The task: Copy the records below exactly, but leave out any picture they contain.

Records from a collection

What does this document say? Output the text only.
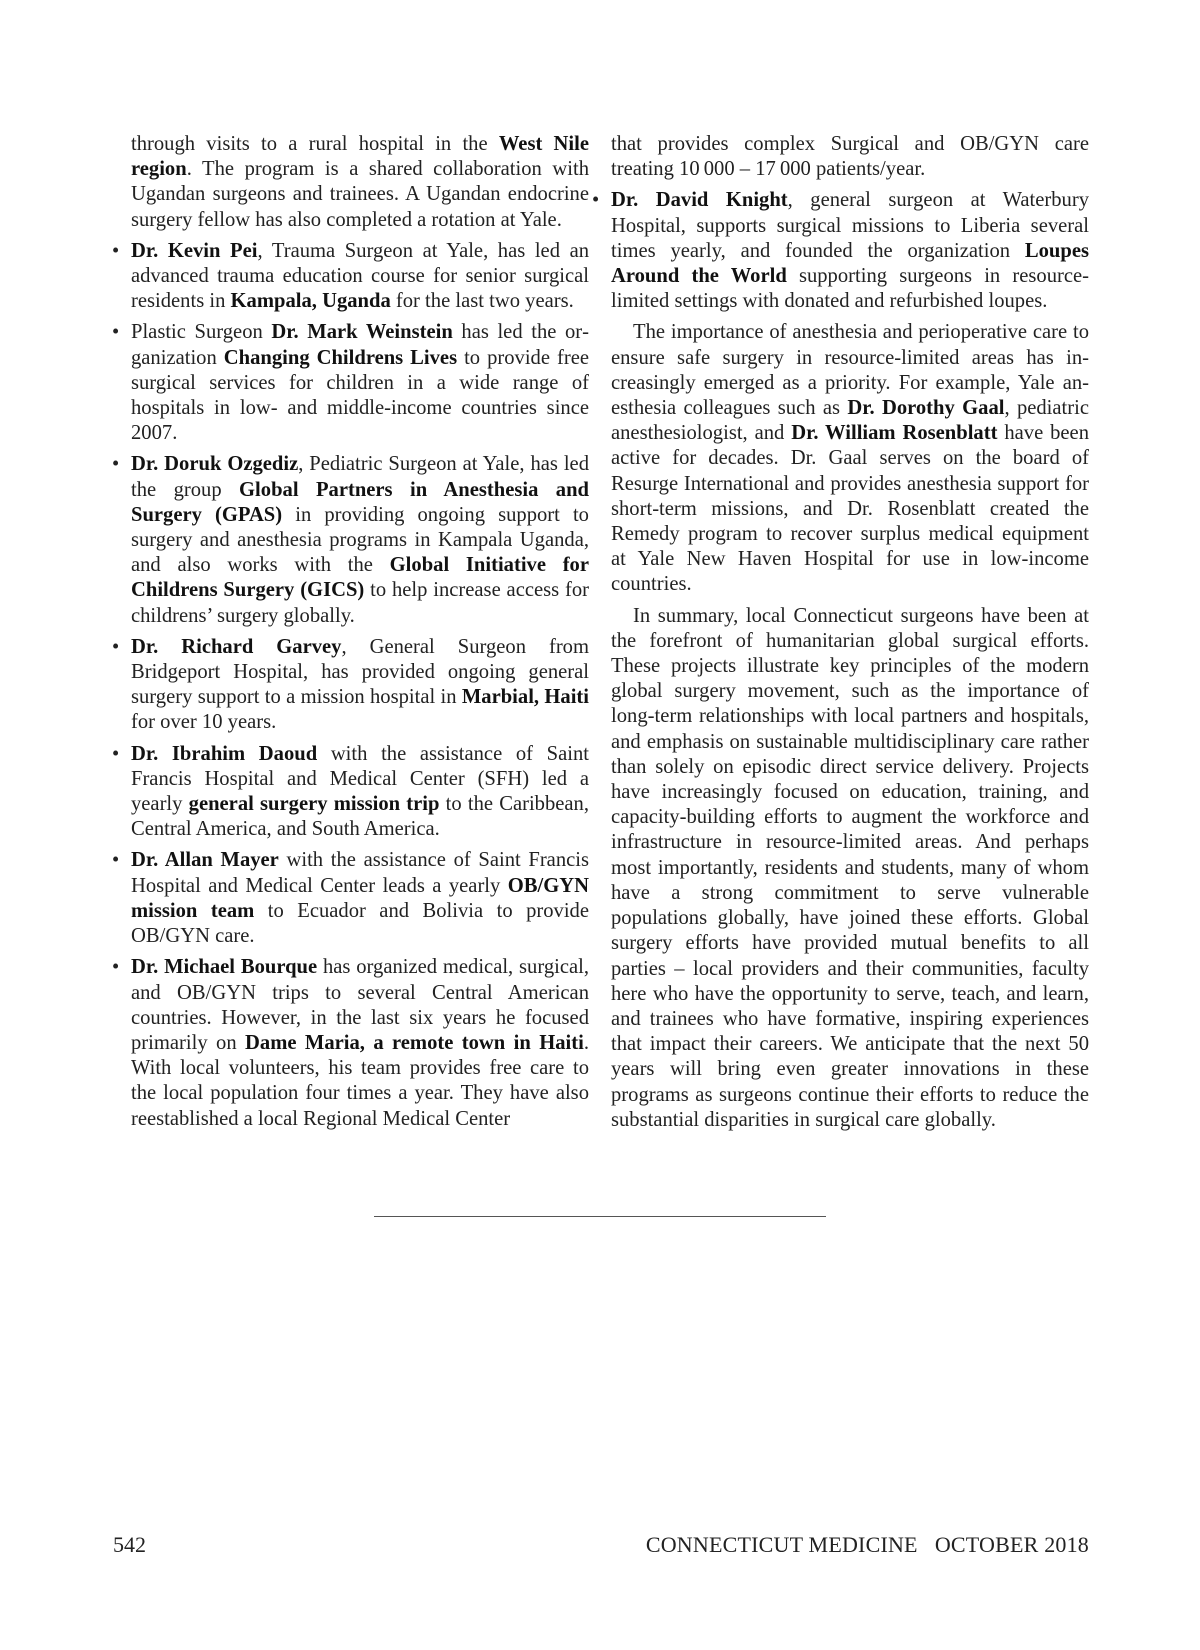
through visits to a rural hospital in the West Nile region. The program is a shared collaboration with Ugandan surgeons and trainees. A Ugandan endocrine surgery fellow has also completed a rotation at Yale.

• Dr. Kevin Pei, Trauma Surgeon at Yale, has led an advanced trauma education course for senior surgical residents in Kampala, Uganda for the last two years.

• Plastic Surgeon Dr. Mark Weinstein has led the organization Changing Childrens Lives to provide free surgical services for children in a wide range of hospitals in low- and middle-income countries since 2007.

• Dr. Doruk Ozgediz, Pediatric Surgeon at Yale, has led the group Global Partners in Anesthesia and Surgery (GPAS) in providing ongoing support to surgery and anesthesia programs in Kampala Uganda, and also works with the Global Initiative for Childrens Surgery (GICS) to help increase access for childrens’ surgery globally.

• Dr. Richard Garvey, General Surgeon from Bridgeport Hospital, has provided ongoing general surgery support to a mission hospital in Marbial, Haiti for over 10 years.

• Dr. Ibrahim Daoud with the assistance of Saint Francis Hospital and Medical Center (SFH) led a yearly general surgery mission trip to the Caribbean, Central America, and South America.

• Dr. Allan Mayer with the assistance of Saint Francis Hospital and Medical Center leads a yearly OB/​GYN mission team to Ecuador and Bolivia to provide OB/GYN care.

• Dr. Michael Bourque has organized medical, surgical, and OB/GYN trips to several Central American countries. However, in the last six years he focused primarily on Dame Maria, a remote town in Haiti. With local volunteers, his team provides free care to the local population four times a year. They have also reestablished a local Regional Medical Center

that provides complex Surgical and OB/GYN care treating 10 000 – 17 000 patients/year.

• Dr. David Knight, general surgeon at Waterbury Hospital, supports surgical missions to Liberia several times yearly, and founded the organization Loupes Around the World supporting surgeons in resource-limited settings with donated and refurbished loupes.

The importance of anesthesia and perioperative care to ensure safe surgery in resource-limited areas has increasingly emerged as a priority. For example, Yale anesthesia colleagues such as Dr. Dorothy Gaal, pediatric anesthesiologist, and Dr. William Rosenblatt have been active for decades. Dr. Gaal serves on the board of Resurge International and provides anesthesia support for short-term missions, and Dr. Rosenblatt created the Remedy program to recover surplus medical equipment at Yale New Haven Hospital for use in low-income countries.

In summary, local Connecticut surgeons have been at the forefront of humanitarian global surgical efforts. These projects illustrate key principles of the modern global surgery movement, such as the importance of long-term relationships with local partners and hospitals, and emphasis on sustainable multidisciplinary care rather than solely on episodic direct service delivery. Projects have increasingly focused on education, training, and capacity-building efforts to augment the workforce and infrastructure in resource-limited areas. And perhaps most importantly, residents and students, many of whom have a strong commitment to serve vulnerable populations globally, have joined these efforts. Global surgery efforts have provided mutual benefits to all parties – local providers and their communities, faculty here who have the opportunity to serve, teach, and learn, and trainees who have formative, inspiring experiences that impact their careers. We anticipate that the next 50 years will bring even greater innovations in these programs as surgeons continue their efforts to reduce the substantial disparities in surgical care globally.

542	CONNECTICUT MEDICINE OCTOBER 2018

Solution for this problem:
What does this document say? Output the text only.
through visits to a rural hospital in the West Nile region. The program is a shared collaboration with Ugandan surgeons and trainees. A Ugandan endocrine surgery fellow has also completed a rotation at Yale.

• Dr. Kevin Pei, Trauma Surgeon at Yale, has led an advanced trauma education course for senior surgical residents in Kampala, Uganda for the last two years.

• Plastic Surgeon Dr. Mark Weinstein has led the organization Changing Childrens Lives to provide free surgical services for children in a wide range of hospitals in low- and middle-income countries since 2007.

• Dr. Doruk Ozgediz, Pediatric Surgeon at Yale, has led the group Global Partners in Anesthesia and Surgery (GPAS) in providing ongoing support to surgery and anesthesia programs in Kampala Uganda, and also works with the Global Initiative for Childrens Surgery (GICS) to help increase access for childrens’ surgery globally.

• Dr. Richard Garvey, General Surgeon from Bridgeport Hospital, has provided ongoing general surgery support to a mission hospital in Marbial, Haiti for over 10 years.

• Dr. Ibrahim Daoud with the assistance of Saint Francis Hospital and Medical Center (SFH) led a yearly general surgery mission trip to the Caribbean, Central America, and South America.

• Dr. Allan Mayer with the assistance of Saint Francis Hospital and Medical Center leads a yearly OB/​GYN mission team to Ecuador and Bolivia to provide OB/GYN care.

• Dr. Michael Bourque has organized medical, surgical, and OB/GYN trips to several Central American countries. However, in the last six years he focused primarily on Dame Maria, a remote town in Haiti. With local volunteers, his team provides free care to the local population four times a year. They have also reestablished a local Regional Medical Center

that provides complex Surgical and OB/GYN care treating 10 000 – 17 000 patients/year.

• Dr. David Knight, general surgeon at Waterbury Hospital, supports surgical missions to Liberia several times yearly, and founded the organization Loupes Around the World supporting surgeons in resource-limited settings with donated and refurbished loupes.

The importance of anesthesia and perioperative care to ensure safe surgery in resource-limited areas has increasingly emerged as a priority. For example, Yale anesthesia colleagues such as Dr. Dorothy Gaal, pediatric anesthesiologist, and Dr. William Rosenblatt have been active for decades. Dr. Gaal serves on the board of Resurge International and provides anesthesia support for short-term missions, and Dr. Rosenblatt created the Remedy program to recover surplus medical equipment at Yale New Haven Hospital for use in low-income countries.

In summary, local Connecticut surgeons have been at the forefront of humanitarian global surgical efforts. These projects illustrate key principles of the modern global surgery movement, such as the importance of long-term relationships with local partners and hospitals, and emphasis on sustainable multidisciplinary care rather than solely on episodic direct service delivery. Projects have increasingly focused on education, training, and capacity-building efforts to augment the workforce and infrastructure in resource-limited areas. And perhaps most importantly, residents and students, many of whom have a strong commitment to serve vulnerable populations globally, have joined these efforts. Global surgery efforts have provided mutual benefits to all parties – local providers and their communities, faculty here who have the opportunity to serve, teach, and learn, and trainees who have formative, inspiring experiences that impact their careers. We anticipate that the next 50 years will bring even greater innovations in these programs as surgeons continue their efforts to reduce the substantial disparities in surgical care globally.

542	CONNECTICUT MEDICINE OCTOBER 2018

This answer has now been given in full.